* RECORDS *
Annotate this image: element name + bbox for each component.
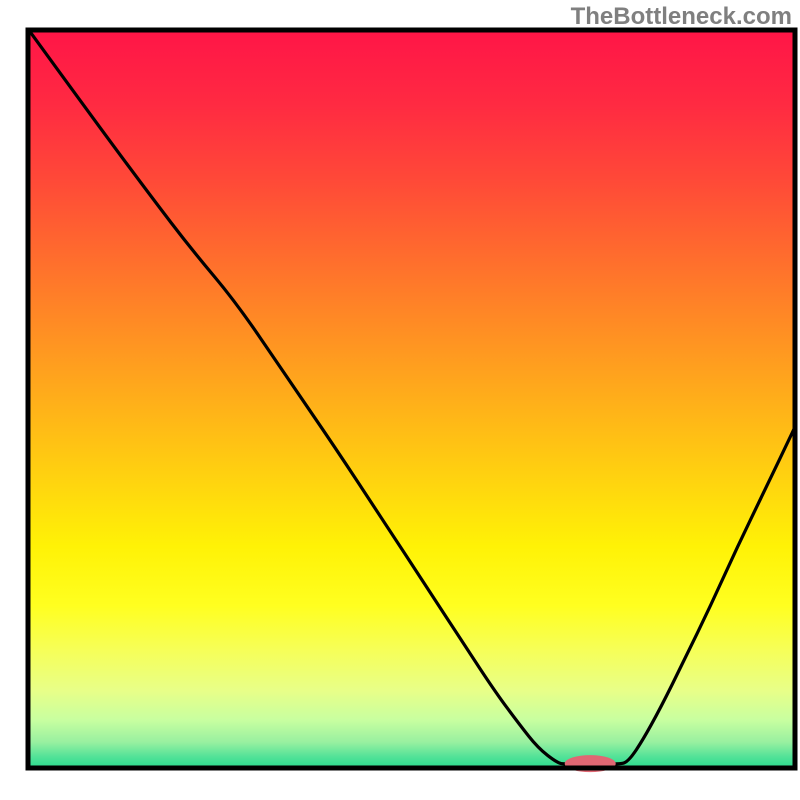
gradient-background [28,30,795,768]
bottleneck-chart [0,0,800,800]
chart-container: TheBottleneck.com [0,0,800,800]
watermark-text: TheBottleneck.com [571,3,792,31]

* DIRECTIONS *
Please render every line of the items above as a Markdown table with the columns "Row" and "Line", numbering the rows and leaving out blank lines. Keep the pictures out of the answer.

* RESULT OF THIS EXERCISE *
| Row | Line |
|---|---|
| 1 | Annotate this image: element name + bbox for each component. |
| 2 | gradient-background [28,30,795,768] |
| 3 | bottleneck-chart [0,0,800,800] |
| 4 | chart-container: TheBottleneck.com [0,0,800,800] |
| 5 | watermark-text: TheBottleneck.com [571,3,792,31] |